Directive:
Each line below is to be written out in full, exactly as shown.

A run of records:
-- begin --
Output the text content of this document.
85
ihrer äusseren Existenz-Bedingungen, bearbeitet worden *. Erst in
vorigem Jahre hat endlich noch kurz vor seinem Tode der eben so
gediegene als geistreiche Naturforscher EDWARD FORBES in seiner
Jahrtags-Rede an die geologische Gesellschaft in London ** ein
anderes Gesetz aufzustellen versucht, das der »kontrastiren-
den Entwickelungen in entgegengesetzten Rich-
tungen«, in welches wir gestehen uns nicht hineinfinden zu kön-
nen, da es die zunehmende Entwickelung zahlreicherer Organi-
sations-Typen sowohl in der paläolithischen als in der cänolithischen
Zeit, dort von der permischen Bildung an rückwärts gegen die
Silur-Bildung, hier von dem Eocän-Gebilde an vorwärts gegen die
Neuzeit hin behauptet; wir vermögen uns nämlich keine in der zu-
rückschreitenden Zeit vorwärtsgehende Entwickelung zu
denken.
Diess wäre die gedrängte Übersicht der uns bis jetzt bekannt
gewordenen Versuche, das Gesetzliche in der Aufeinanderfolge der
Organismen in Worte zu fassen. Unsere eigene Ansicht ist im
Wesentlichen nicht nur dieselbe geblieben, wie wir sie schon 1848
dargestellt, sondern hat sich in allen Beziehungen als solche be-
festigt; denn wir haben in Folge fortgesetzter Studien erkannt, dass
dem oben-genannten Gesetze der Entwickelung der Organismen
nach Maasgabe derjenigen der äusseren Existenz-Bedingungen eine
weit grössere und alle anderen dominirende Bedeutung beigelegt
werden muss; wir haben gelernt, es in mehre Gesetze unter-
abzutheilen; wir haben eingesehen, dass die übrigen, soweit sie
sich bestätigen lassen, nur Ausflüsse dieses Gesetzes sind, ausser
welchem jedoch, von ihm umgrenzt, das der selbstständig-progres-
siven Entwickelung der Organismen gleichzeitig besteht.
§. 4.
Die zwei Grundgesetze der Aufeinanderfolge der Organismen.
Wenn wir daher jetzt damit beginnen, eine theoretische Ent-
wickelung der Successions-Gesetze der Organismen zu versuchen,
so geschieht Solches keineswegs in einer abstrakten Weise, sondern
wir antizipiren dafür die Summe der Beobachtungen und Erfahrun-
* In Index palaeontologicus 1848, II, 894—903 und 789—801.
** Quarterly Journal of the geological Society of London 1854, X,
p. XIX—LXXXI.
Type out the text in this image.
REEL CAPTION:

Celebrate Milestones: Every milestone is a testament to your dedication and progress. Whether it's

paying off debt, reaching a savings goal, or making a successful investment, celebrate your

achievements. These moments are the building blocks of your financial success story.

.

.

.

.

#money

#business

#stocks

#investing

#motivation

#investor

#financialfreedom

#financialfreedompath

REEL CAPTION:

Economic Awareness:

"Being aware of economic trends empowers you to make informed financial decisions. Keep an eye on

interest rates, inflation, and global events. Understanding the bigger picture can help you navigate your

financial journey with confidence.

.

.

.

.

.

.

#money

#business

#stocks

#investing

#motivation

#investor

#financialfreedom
-- end --
Solution for this task:
Output the text content of this document.
85
ihrer äusseren Existenz-Bedingungen, bearbeitet worden *. Erst in
vorigem Jahre hat endlich noch kurz vor seinem Tode der eben so
gediegene als geistreiche Naturforscher EDWARD FORBES in seiner
Jahrtags-Rede an die geologische Gesellschaft in London ** ein
anderes Gesetz aufzustellen versucht, das der »kontrastiren-
den Entwickelungen in entgegengesetzten Rich-
tungen«, in welches wir gestehen uns nicht hineinfinden zu kön-
nen, da es die zunehmende Entwickelung zahlreicherer Organi-
sations-Typen sowohl in der paläolithischen als in der cänolithischen
Zeit, dort von der permischen Bildung an rückwärts gegen die
Silur-Bildung, hier von dem Eocän-Gebilde an vorwärts gegen die
Neuzeit hin behauptet; wir vermögen uns nämlich keine in der zu-
rückschreitenden Zeit vorwärtsgehende Entwickelung zu
denken.
Diess wäre die gedrängte Übersicht der uns bis jetzt bekannt
gewordenen Versuche, das Gesetzliche in der Aufeinanderfolge der
Organismen in Worte zu fassen. Unsere eigene Ansicht ist im
Wesentlichen nicht nur dieselbe geblieben, wie wir sie schon 1848
dargestellt, sondern hat sich in allen Beziehungen als solche be-
festigt; denn wir haben in Folge fortgesetzter Studien erkannt, dass
dem oben-genannten Gesetze der Entwickelung der Organismen
nach Maasgabe derjenigen der äusseren Existenz-Bedingungen eine
weit grössere und alle anderen dominirende Bedeutung beigelegt
werden muss; wir haben gelernt, es in mehre Gesetze unter-
abzutheilen; wir haben eingesehen, dass die übrigen, soweit sie
sich bestätigen lassen, nur Ausflüsse dieses Gesetzes sind, ausser
welchem jedoch, von ihm umgrenzt, das der selbstständig-progres-
siven Entwickelung der Organismen gleichzeitig besteht.
§. 4.
Die zwei Grundgesetze der Aufeinanderfolge der Organismen.
Wenn wir daher jetzt damit beginnen, eine theoretische Ent-
wickelung der Successions-Gesetze der Organismen zu versuchen,
so geschieht Solches keineswegs in einer abstrakten Weise, sondern
wir antizipiren dafür die Summe der Beobachtungen und Erfahrun-
* In Index palaeontologicus 1848, II, 894—903 und 789—801.
** Quarterly Journal of the geological Society of London 1854, X,
p. XIX—LXXXI.
Type out the text in this image.
REEL CAPTION:

Celebrate Milestones: Every milestone is a testament to your dedication and progress. Whether it's

paying off debt, reaching a savings goal, or making a successful investment, celebrate your

achievements. These moments are the building blocks of your financial success story.

.

.

.

.

#money

#business

#stocks

#investing

#motivation

#investor

#financialfreedom

#financialfreedompath

REEL CAPTION:

Economic Awareness:

"Being aware of economic trends empowers you to make informed financial decisions. Keep an eye on

interest rates, inflation, and global events. Understanding the bigger picture can help you navigate your

financial journey with confidence.

.

.

.

.

.

.

#money

#business

#stocks

#investing

#motivation

#investor

#financialfreedom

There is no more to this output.